◆ WRITTEN REQUEST: In the entries below, how many lines hold the string "objects"? Give only the number.
>> BEGIN
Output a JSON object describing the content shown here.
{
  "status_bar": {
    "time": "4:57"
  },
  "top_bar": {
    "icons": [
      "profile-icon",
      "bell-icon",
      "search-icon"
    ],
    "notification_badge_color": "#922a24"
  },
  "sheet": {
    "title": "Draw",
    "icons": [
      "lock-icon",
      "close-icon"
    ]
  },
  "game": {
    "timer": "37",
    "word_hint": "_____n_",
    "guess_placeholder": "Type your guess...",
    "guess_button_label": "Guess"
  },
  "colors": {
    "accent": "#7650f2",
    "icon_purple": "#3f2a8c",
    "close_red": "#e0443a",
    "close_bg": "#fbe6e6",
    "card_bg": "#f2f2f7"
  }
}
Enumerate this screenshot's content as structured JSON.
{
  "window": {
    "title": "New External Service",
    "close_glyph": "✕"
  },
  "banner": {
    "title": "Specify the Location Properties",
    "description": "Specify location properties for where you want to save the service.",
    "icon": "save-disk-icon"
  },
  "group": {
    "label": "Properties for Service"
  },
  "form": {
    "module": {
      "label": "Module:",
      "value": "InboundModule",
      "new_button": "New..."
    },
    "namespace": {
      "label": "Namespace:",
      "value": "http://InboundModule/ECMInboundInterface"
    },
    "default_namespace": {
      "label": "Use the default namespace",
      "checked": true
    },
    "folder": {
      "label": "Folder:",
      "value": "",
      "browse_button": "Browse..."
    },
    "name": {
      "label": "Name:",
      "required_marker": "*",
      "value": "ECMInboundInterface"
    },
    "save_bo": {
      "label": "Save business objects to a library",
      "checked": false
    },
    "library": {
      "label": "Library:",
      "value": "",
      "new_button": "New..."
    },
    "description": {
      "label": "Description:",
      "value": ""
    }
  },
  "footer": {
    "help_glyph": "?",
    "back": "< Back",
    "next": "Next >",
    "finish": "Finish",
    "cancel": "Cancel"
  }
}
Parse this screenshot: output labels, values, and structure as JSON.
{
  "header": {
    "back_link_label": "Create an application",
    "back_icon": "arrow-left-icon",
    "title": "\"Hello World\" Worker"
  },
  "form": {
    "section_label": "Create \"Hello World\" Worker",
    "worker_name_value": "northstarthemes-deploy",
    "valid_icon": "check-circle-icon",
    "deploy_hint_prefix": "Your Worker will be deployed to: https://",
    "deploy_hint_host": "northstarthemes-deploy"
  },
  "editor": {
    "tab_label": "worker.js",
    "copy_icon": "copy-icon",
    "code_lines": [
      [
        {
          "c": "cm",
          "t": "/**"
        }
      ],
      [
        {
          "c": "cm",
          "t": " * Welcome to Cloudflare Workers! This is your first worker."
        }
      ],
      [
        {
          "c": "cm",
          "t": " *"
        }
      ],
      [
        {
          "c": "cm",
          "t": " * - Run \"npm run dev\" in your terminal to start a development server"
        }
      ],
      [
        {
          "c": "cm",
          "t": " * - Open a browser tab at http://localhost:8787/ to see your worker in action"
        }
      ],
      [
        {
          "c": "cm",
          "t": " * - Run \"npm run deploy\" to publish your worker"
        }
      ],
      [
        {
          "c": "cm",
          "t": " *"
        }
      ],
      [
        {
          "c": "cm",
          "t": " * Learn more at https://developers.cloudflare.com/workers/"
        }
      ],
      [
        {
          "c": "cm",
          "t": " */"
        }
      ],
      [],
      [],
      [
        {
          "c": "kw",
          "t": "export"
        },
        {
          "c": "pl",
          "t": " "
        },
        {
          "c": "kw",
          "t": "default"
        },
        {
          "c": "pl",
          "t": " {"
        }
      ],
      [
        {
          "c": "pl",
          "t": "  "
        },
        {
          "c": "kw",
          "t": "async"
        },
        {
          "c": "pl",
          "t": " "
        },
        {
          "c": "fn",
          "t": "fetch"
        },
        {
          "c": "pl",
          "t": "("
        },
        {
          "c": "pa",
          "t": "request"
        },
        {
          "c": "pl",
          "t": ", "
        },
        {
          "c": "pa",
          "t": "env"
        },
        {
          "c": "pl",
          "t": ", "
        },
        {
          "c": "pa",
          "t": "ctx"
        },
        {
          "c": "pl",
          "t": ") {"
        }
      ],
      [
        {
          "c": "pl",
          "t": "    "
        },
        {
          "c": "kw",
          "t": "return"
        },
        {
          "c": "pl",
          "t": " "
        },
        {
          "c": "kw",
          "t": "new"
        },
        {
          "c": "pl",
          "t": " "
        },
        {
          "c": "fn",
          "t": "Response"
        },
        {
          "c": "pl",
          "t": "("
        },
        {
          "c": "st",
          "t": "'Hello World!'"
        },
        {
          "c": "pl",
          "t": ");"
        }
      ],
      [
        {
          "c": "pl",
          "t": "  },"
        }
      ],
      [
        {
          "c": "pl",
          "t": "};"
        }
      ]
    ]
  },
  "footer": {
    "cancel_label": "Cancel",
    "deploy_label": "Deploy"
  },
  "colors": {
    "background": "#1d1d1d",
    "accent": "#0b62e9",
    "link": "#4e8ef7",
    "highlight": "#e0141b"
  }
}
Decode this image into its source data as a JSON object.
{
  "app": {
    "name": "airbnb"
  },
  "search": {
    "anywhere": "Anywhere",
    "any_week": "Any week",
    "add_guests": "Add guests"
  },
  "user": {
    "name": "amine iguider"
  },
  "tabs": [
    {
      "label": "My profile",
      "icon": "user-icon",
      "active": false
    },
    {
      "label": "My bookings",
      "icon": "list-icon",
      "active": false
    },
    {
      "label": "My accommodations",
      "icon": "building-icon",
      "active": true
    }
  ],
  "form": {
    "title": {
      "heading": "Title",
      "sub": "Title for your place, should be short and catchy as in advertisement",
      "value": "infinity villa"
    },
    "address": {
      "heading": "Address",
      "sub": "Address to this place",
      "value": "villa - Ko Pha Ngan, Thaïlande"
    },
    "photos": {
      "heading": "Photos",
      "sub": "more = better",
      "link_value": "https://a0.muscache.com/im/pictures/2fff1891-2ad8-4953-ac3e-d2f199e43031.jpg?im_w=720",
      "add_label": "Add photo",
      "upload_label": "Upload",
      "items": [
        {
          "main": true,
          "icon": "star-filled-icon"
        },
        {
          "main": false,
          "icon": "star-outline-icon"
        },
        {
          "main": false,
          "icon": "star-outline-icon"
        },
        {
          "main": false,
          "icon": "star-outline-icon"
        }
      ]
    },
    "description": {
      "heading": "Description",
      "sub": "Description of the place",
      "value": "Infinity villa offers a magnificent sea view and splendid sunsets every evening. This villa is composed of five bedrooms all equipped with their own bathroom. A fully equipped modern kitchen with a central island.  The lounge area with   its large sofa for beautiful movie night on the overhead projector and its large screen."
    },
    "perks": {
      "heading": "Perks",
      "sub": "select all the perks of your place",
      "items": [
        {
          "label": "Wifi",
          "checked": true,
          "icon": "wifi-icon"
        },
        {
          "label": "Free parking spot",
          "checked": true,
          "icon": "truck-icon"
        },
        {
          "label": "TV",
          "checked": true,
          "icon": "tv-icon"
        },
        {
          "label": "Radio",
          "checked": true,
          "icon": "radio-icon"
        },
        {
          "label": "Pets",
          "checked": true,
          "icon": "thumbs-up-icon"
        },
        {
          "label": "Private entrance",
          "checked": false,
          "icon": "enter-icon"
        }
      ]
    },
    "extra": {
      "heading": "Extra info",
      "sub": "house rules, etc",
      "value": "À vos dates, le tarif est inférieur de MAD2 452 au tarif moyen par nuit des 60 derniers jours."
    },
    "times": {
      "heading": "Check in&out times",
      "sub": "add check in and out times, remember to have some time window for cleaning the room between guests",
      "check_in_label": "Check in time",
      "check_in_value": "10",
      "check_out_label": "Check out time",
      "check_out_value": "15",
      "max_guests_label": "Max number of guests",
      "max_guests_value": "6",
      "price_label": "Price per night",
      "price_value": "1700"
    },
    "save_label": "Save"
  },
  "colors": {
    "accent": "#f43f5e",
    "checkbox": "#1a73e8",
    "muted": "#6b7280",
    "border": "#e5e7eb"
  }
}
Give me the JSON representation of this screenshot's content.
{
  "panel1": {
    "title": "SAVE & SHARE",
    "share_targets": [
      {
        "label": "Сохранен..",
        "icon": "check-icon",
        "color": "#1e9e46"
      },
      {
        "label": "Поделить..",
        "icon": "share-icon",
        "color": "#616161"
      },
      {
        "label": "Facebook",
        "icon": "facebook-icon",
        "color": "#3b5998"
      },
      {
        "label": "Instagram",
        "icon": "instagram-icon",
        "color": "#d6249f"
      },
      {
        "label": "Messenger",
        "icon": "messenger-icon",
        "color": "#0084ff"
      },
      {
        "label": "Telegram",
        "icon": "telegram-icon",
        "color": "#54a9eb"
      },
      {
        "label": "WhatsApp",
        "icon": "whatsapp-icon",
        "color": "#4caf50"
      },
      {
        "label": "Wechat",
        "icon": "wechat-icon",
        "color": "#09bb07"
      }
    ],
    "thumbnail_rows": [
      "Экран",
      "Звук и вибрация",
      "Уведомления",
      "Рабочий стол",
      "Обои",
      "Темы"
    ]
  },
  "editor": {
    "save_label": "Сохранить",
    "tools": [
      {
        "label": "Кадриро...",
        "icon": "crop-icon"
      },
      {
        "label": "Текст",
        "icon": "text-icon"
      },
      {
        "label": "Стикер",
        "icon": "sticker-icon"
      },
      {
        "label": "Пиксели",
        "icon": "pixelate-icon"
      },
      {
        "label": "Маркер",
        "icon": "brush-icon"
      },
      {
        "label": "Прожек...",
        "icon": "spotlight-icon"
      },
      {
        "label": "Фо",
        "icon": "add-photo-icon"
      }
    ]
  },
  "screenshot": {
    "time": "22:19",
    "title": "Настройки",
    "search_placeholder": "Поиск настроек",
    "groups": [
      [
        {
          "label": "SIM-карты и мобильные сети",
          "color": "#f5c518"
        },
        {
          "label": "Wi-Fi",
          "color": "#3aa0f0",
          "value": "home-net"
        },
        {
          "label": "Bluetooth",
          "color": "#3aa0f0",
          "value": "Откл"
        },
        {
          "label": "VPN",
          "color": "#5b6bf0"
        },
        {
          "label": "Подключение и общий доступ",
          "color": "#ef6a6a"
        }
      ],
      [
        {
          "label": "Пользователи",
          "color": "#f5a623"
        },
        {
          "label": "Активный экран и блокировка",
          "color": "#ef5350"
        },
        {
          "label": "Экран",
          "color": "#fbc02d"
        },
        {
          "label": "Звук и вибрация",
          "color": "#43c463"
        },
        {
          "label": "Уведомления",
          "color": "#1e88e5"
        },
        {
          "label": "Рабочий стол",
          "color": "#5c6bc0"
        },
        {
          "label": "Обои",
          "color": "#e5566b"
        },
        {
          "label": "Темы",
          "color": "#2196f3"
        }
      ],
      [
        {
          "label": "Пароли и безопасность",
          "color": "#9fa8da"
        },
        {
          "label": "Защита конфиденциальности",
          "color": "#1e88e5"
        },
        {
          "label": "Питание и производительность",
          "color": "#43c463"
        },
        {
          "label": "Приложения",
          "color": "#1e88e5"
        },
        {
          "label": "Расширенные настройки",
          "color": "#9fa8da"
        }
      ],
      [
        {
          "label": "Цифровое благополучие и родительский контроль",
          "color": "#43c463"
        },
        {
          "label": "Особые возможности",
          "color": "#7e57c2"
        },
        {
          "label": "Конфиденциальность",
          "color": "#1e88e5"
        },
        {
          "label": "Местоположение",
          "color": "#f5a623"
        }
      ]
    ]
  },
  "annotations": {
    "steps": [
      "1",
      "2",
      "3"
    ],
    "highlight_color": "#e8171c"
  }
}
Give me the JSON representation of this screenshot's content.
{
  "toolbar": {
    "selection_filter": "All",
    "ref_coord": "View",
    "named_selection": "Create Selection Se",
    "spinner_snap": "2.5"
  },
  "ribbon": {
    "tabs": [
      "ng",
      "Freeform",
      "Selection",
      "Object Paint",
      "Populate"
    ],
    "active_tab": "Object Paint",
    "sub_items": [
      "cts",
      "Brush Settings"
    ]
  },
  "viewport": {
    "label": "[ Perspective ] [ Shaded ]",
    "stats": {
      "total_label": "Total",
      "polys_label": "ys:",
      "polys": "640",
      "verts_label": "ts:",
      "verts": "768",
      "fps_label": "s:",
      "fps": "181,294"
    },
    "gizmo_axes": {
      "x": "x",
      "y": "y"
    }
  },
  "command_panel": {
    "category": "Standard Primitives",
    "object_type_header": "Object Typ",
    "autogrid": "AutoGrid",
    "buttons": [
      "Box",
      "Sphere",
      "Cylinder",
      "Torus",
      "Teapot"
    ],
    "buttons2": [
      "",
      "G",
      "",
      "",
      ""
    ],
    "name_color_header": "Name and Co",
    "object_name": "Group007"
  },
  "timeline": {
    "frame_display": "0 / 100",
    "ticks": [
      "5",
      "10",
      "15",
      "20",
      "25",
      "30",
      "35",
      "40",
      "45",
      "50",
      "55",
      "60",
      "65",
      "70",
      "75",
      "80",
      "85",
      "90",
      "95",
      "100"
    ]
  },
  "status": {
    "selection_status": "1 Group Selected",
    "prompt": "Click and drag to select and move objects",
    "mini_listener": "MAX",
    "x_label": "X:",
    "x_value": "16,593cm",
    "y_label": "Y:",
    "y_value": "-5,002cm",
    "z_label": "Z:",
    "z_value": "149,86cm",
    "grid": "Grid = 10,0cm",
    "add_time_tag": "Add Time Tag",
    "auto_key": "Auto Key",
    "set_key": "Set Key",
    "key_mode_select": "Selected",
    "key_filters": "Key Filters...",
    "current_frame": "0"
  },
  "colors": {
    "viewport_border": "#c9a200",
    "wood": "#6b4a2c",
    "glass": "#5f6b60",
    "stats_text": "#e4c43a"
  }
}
>> END
◆ RESULT OF THIS EXERCISE: 2